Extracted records
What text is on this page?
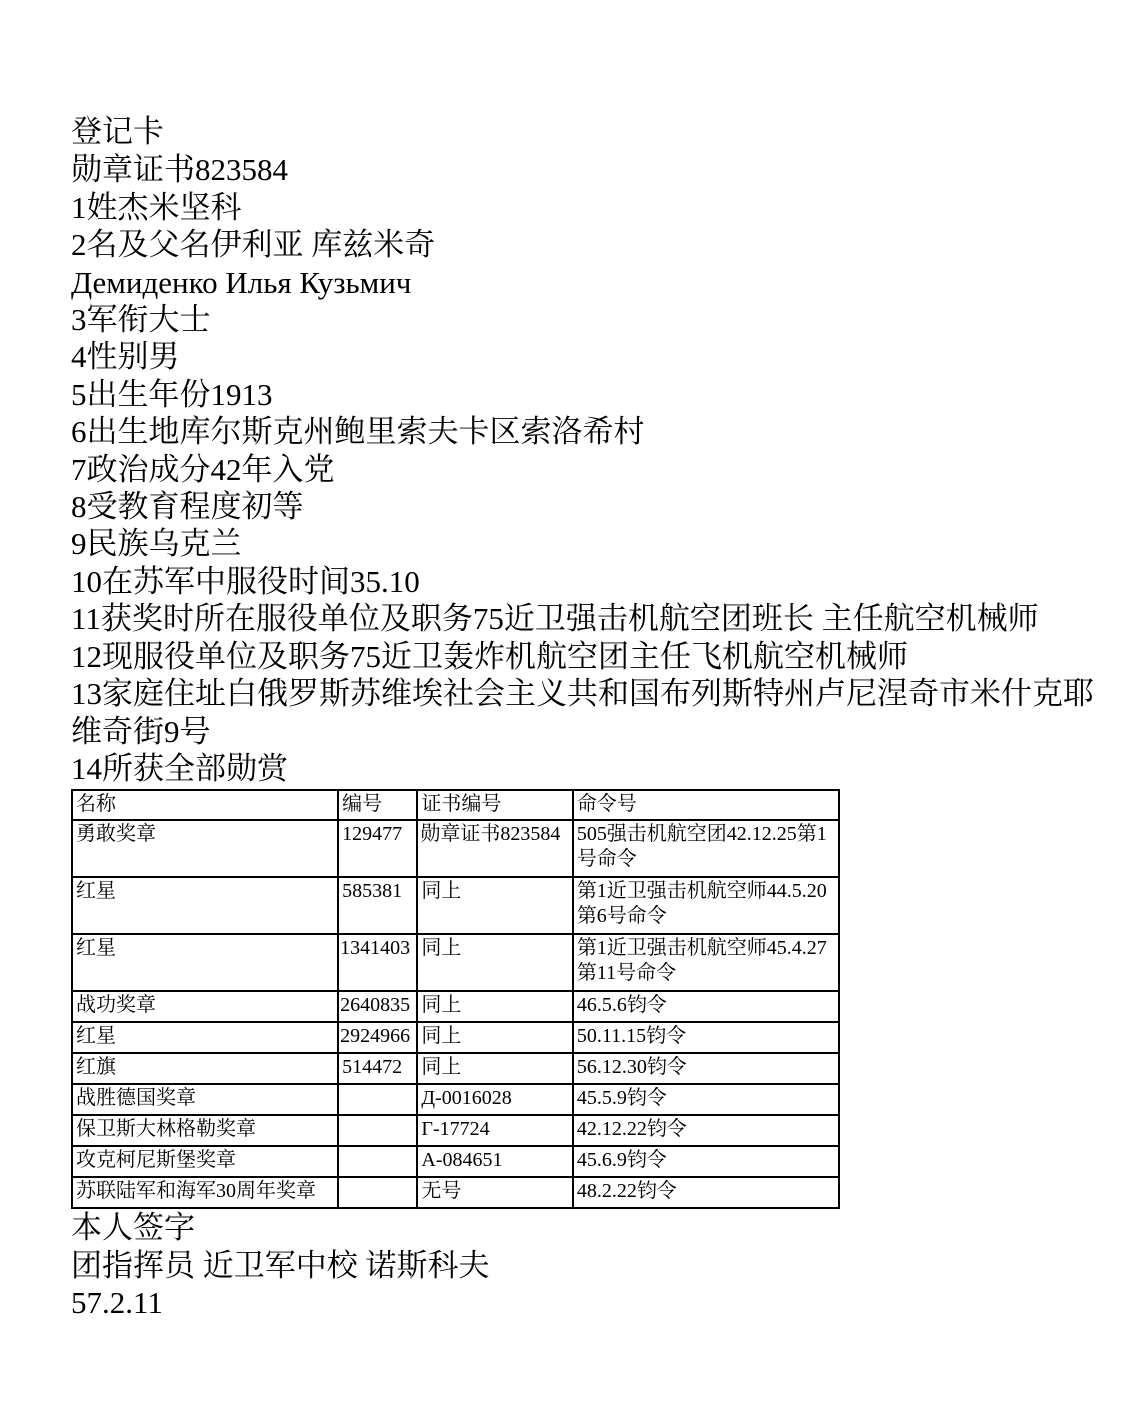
登记卡
勋章证书823584
1姓杰米坚科
2名及父名伊利亚 库兹米奇
Демиденко Илья Кузьмич
3军衔大士
4性别男
5出生年份1913
6出生地库尔斯克州鲍里索夫卡区索洛希村
7政治成分42年入党
8受教育程度初等
9民族乌克兰
10在苏军中服役时间35.10
11获奖时所在服役单位及职务75近卫强击机航空团班长 主任航空机械师
12现服役单位及职务75近卫轰炸机航空团主任飞机航空机械师
13家庭住址白俄罗斯苏维埃社会主义共和国布列斯特州卢尼涅奇市米什克耶维奇街9号
14所获全部勋赏
名称	编号	证书编号	命令号
勇敢奖章	129477	勋章证书823584	505强击机航空团42.12.25第1号命令
红星	585381	同上	第1近卫强击机航空师44.5.20第6号命令
红星	1341403	同上	第1近卫强击机航空师45.4.27第11号命令
战功奖章	2640835	同上	46.5.6钧令
红星	2924966	同上	50.11.15钧令
红旗	514472	同上	56.12.30钧令
战胜德国奖章		Д-0016028	45.5.9钧令
保卫斯大林格勒奖章		Г-17724	42.12.22钧令
攻克柯尼斯堡奖章		А-084651	45.6.9钧令
苏联陆军和海军30周年奖章		无号	48.2.22钧令
本人签字
团指挥员 近卫军中校 诺斯科夫
57.2.11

> _Given task_:
Every line above should be returned exactly; the pictures stay out.

> _Task result_:
What text is on this page?
登记卡
勋章证书823584
1姓杰米坚科
2名及父名伊利亚 库兹米奇
Демиденко Илья Кузьмич
3军衔大士
4性别男
5出生年份1913
6出生地库尔斯克州鲍里索夫卡区索洛希村
7政治成分42年入党
8受教育程度初等
9民族乌克兰
10在苏军中服役时间35.10
11获奖时所在服役单位及职务75近卫强击机航空团班长 主任航空机械师
12现服役单位及职务75近卫轰炸机航空团主任飞机航空机械师
13家庭住址白俄罗斯苏维埃社会主义共和国布列斯特州卢尼涅奇市米什克耶维奇街9号
14所获全部勋赏
名称	编号	证书编号	命令号
勇敢奖章	129477	勋章证书823584	505强击机航空团42.12.25第1号命令
红星	585381	同上	第1近卫强击机航空师44.5.20第6号命令
红星	1341403	同上	第1近卫强击机航空师45.4.27第11号命令
战功奖章	2640835	同上	46.5.6钧令
红星	2924966	同上	50.11.15钧令
红旗	514472	同上	56.12.30钧令
战胜德国奖章		Д-0016028	45.5.9钧令
保卫斯大林格勒奖章		Г-17724	42.12.22钧令
攻克柯尼斯堡奖章		А-084651	45.6.9钧令
苏联陆军和海军30周年奖章		无号	48.2.22钧令
本人签字
团指挥员 近卫军中校 诺斯科夫
57.2.11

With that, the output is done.